- _Written task_: Each entry in the listing below should be restated word for word.

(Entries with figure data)
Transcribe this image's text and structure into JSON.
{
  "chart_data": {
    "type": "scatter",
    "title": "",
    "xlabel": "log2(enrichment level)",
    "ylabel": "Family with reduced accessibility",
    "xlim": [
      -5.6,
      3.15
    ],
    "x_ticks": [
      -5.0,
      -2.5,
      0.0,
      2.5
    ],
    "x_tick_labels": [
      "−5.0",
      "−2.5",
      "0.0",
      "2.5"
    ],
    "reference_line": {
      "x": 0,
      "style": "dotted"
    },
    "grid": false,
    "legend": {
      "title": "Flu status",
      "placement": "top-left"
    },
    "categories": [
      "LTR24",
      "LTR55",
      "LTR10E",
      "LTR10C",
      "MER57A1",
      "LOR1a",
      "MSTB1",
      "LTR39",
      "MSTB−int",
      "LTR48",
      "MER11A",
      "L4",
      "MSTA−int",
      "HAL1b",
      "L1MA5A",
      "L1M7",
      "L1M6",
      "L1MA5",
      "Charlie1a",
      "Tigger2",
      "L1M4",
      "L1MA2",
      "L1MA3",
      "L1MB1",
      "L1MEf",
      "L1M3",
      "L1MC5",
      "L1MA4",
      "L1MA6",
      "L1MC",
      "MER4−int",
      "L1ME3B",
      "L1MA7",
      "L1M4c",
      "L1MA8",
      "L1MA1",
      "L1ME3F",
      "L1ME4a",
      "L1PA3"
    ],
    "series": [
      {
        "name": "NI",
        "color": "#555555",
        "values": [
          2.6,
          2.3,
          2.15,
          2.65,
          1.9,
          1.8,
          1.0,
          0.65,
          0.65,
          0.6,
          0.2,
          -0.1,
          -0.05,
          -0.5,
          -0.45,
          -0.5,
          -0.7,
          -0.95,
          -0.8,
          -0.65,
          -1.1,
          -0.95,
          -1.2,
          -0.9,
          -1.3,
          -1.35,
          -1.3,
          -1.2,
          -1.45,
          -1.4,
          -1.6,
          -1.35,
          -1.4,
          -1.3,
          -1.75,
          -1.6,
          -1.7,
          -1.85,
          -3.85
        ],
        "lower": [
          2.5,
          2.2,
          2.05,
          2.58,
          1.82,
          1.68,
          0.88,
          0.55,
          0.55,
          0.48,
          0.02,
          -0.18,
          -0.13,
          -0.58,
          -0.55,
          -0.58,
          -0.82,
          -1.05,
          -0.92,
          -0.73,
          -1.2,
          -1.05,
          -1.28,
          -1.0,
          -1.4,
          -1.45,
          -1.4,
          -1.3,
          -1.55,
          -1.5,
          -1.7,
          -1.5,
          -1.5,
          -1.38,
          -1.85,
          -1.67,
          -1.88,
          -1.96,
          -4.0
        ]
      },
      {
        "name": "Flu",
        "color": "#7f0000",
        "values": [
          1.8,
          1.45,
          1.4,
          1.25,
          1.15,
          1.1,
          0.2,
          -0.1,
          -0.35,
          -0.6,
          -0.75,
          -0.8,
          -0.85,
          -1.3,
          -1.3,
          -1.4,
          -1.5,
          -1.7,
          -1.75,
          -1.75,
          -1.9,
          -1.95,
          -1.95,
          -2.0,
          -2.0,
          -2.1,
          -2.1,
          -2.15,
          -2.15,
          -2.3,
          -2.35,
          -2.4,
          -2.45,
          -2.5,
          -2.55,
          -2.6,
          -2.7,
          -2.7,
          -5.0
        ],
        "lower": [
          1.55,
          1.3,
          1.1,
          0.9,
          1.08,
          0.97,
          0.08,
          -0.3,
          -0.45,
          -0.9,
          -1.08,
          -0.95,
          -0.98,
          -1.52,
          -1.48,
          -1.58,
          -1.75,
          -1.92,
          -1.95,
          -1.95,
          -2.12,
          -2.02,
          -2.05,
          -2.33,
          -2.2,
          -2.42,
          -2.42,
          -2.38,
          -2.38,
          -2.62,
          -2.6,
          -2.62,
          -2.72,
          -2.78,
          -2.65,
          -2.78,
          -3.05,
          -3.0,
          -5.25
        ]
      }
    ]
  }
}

- _Output of the exercise_:
Transcribe this image's text and structure into JSON.
{
  "chart_data": {
    "type": "scatter",
    "title": "",
    "xlabel": "log2(enrichment level)",
    "ylabel": "Family with reduced accessibility",
    "xlim": [
      -5.6,
      3.15
    ],
    "x_ticks": [
      -5.0,
      -2.5,
      0.0,
      2.5
    ],
    "x_tick_labels": [
      "−5.0",
      "−2.5",
      "0.0",
      "2.5"
    ],
    "reference_line": {
      "x": 0,
      "style": "dotted"
    },
    "grid": false,
    "legend": {
      "title": "Flu status",
      "placement": "top-left"
    },
    "categories": [
      "LTR24",
      "LTR55",
      "LTR10E",
      "LTR10C",
      "MER57A1",
      "LOR1a",
      "MSTB1",
      "LTR39",
      "MSTB−int",
      "LTR48",
      "MER11A",
      "L4",
      "MSTA−int",
      "HAL1b",
      "L1MA5A",
      "L1M7",
      "L1M6",
      "L1MA5",
      "Charlie1a",
      "Tigger2",
      "L1M4",
      "L1MA2",
      "L1MA3",
      "L1MB1",
      "L1MEf",
      "L1M3",
      "L1MC5",
      "L1MA4",
      "L1MA6",
      "L1MC",
      "MER4−int",
      "L1ME3B",
      "L1MA7",
      "L1M4c",
      "L1MA8",
      "L1MA1",
      "L1ME3F",
      "L1ME4a",
      "L1PA3"
    ],
    "series": [
      {
        "name": "NI",
        "color": "#555555",
        "values": [
          2.6,
          2.3,
          2.15,
          2.65,
          1.9,
          1.8,
          1.0,
          0.65,
          0.65,
          0.6,
          0.2,
          -0.1,
          -0.05,
          -0.5,
          -0.45,
          -0.5,
          -0.7,
          -0.95,
          -0.8,
          -0.65,
          -1.1,
          -0.95,
          -1.2,
          -0.9,
          -1.3,
          -1.35,
          -1.3,
          -1.2,
          -1.45,
          -1.4,
          -1.6,
          -1.35,
          -1.4,
          -1.3,
          -1.75,
          -1.6,
          -1.7,
          -1.85,
          -3.85
        ],
        "lower": [
          2.5,
          2.2,
          2.05,
          2.58,
          1.82,
          1.68,
          0.88,
          0.55,
          0.55,
          0.48,
          0.02,
          -0.18,
          -0.13,
          -0.58,
          -0.55,
          -0.58,
          -0.82,
          -1.05,
          -0.92,
          -0.73,
          -1.2,
          -1.05,
          -1.28,
          -1.0,
          -1.4,
          -1.45,
          -1.4,
          -1.3,
          -1.55,
          -1.5,
          -1.7,
          -1.5,
          -1.5,
          -1.38,
          -1.85,
          -1.67,
          -1.88,
          -1.96,
          -4.0
        ]
      },
      {
        "name": "Flu",
        "color": "#7f0000",
        "values": [
          1.8,
          1.45,
          1.4,
          1.25,
          1.15,
          1.1,
          0.2,
          -0.1,
          -0.35,
          -0.6,
          -0.75,
          -0.8,
          -0.85,
          -1.3,
          -1.3,
          -1.4,
          -1.5,
          -1.7,
          -1.75,
          -1.75,
          -1.9,
          -1.95,
          -1.95,
          -2.0,
          -2.0,
          -2.1,
          -2.1,
          -2.15,
          -2.15,
          -2.3,
          -2.35,
          -2.4,
          -2.45,
          -2.5,
          -2.55,
          -2.6,
          -2.7,
          -2.7,
          -5.0
        ],
        "lower": [
          1.55,
          1.3,
          1.1,
          0.9,
          1.08,
          0.97,
          0.08,
          -0.3,
          -0.45,
          -0.9,
          -1.08,
          -0.95,
          -0.98,
          -1.52,
          -1.48,
          -1.58,
          -1.75,
          -1.92,
          -1.95,
          -1.95,
          -2.12,
          -2.02,
          -2.05,
          -2.33,
          -2.2,
          -2.42,
          -2.42,
          -2.38,
          -2.38,
          -2.62,
          -2.6,
          -2.62,
          -2.72,
          -2.78,
          -2.65,
          -2.78,
          -3.05,
          -3.0,
          -5.25
        ]
      }
    ]
  }
}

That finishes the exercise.